§ **The task**:
Copy out the items below word for word, starting with the line containing "line-7-note: （等待游戏时间为白天，可强制买，提前买不用等） xyxy=(9,88,133,94)" and continuing through the line containing "text-segment: 「春望」 xyxy=(393,48,413,55)", both included.

§ **Provided records**:
****

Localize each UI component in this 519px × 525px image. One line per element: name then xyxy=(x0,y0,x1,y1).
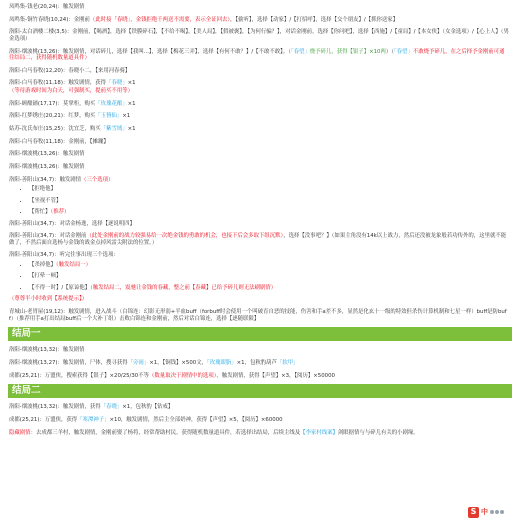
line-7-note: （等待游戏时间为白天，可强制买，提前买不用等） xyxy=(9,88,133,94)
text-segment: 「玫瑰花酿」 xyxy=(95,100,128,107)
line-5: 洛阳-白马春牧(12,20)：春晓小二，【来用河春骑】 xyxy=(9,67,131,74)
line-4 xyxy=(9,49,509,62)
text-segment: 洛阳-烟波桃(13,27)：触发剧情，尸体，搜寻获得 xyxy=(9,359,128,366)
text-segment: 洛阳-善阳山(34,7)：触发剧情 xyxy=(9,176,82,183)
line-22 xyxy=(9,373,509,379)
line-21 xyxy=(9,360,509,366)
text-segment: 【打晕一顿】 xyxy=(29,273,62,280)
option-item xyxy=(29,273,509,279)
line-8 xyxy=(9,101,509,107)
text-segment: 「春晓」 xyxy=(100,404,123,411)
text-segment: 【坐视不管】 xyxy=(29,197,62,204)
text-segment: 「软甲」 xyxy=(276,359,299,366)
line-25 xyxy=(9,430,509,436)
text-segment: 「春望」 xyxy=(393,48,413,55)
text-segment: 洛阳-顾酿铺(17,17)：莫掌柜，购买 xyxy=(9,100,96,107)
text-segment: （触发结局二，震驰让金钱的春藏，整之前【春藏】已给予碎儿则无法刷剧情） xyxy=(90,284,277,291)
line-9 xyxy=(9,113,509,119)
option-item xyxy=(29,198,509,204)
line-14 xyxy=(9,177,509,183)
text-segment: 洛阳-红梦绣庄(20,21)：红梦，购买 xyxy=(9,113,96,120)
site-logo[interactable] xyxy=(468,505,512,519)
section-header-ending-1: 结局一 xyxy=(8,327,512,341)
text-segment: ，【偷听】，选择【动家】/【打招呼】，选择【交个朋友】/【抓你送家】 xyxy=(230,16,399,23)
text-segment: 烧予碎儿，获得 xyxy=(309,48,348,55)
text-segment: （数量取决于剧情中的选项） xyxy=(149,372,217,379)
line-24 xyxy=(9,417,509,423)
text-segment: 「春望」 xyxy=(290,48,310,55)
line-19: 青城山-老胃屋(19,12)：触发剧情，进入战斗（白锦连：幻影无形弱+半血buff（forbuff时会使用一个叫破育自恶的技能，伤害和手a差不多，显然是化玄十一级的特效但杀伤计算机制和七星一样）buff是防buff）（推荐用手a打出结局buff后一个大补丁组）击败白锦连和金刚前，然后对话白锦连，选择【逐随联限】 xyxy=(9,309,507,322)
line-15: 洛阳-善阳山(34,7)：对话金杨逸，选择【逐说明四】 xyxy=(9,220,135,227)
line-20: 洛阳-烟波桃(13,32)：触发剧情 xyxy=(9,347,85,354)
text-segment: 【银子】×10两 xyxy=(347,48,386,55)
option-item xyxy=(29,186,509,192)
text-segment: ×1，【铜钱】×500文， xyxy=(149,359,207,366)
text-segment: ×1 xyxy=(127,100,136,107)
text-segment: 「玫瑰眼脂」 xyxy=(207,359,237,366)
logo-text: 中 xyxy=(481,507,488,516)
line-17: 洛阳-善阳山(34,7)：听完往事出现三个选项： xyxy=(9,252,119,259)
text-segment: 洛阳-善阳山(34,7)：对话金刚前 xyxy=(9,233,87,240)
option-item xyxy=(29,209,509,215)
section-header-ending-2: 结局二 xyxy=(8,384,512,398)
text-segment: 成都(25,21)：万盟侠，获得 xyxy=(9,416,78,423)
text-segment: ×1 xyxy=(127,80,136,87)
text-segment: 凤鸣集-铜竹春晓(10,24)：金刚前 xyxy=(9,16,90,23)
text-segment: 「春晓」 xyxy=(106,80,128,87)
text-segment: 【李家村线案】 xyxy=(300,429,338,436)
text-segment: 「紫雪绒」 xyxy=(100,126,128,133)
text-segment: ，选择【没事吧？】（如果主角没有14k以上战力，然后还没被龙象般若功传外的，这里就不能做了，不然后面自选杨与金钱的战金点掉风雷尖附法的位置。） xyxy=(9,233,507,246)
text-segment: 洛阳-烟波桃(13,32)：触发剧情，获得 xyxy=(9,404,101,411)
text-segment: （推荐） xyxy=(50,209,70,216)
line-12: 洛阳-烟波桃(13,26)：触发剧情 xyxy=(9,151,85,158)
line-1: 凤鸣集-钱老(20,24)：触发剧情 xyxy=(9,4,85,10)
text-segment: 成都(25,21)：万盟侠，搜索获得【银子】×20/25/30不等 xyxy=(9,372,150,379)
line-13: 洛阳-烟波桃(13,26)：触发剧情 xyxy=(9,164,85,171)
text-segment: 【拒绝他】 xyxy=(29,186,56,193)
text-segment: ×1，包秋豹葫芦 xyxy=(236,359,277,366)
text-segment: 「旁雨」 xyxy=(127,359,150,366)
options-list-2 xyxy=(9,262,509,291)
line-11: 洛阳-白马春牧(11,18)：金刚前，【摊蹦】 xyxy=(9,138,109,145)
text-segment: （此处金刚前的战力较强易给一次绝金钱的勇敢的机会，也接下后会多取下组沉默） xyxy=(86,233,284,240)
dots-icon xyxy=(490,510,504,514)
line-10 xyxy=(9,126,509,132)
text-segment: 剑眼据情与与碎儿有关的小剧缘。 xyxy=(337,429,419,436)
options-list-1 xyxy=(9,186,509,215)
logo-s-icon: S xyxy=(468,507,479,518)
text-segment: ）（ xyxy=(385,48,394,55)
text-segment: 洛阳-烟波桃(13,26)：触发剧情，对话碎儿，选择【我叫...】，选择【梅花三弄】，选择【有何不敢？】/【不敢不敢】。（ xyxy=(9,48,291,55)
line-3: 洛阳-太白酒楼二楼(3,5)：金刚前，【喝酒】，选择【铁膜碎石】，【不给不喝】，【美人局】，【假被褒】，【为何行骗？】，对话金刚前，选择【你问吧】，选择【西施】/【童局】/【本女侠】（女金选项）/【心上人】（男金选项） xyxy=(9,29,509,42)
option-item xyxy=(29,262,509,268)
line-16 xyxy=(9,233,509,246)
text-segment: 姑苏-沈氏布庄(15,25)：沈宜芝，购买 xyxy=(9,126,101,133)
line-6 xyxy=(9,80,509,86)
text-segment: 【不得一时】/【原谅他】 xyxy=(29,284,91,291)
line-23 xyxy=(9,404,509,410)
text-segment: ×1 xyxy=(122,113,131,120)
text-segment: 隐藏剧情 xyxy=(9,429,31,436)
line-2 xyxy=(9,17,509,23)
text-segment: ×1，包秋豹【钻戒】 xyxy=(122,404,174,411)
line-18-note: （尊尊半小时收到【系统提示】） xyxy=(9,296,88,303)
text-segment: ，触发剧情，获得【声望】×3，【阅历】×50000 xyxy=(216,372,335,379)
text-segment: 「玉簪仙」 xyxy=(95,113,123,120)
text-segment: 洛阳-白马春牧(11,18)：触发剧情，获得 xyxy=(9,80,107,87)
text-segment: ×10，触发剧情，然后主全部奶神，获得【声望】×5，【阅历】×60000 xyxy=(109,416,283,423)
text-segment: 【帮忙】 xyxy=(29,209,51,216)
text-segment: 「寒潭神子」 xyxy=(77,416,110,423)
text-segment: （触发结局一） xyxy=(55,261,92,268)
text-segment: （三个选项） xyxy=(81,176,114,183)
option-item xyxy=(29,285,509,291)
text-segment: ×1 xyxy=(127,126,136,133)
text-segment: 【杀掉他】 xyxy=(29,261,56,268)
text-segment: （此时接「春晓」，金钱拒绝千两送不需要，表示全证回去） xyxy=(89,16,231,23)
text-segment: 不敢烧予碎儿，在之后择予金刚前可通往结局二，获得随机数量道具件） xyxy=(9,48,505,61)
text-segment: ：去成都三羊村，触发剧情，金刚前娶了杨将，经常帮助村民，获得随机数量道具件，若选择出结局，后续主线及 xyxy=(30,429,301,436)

****

§ **Reply**:
line-7-note: （等待游戏时间为白天，可强制买，提前买不用等） xyxy=(9,88,133,94)
text-segment: 「玫瑰花酿」 xyxy=(95,100,128,107)
line-5: 洛阳-白马春牧(12,20)：春晓小二，【来用河春骑】 xyxy=(9,67,131,74)
line-4 xyxy=(9,49,509,62)
text-segment: 洛阳-烟波桃(13,27)：触发剧情，尸体，搜寻获得 xyxy=(9,359,128,366)
text-segment: 洛阳-善阳山(34,7)：触发剧情 xyxy=(9,176,82,183)
line-22 xyxy=(9,373,509,379)
line-21 xyxy=(9,360,509,366)
text-segment: 【打晕一顿】 xyxy=(29,273,62,280)
option-item xyxy=(29,273,509,279)
line-8 xyxy=(9,101,509,107)
text-segment: 「春晓」 xyxy=(100,404,123,411)
text-segment: 【坐视不管】 xyxy=(29,197,62,204)
text-segment: 「软甲」 xyxy=(276,359,299,366)
line-25 xyxy=(9,430,509,436)
text-segment: 「春望」 xyxy=(393,48,413,55)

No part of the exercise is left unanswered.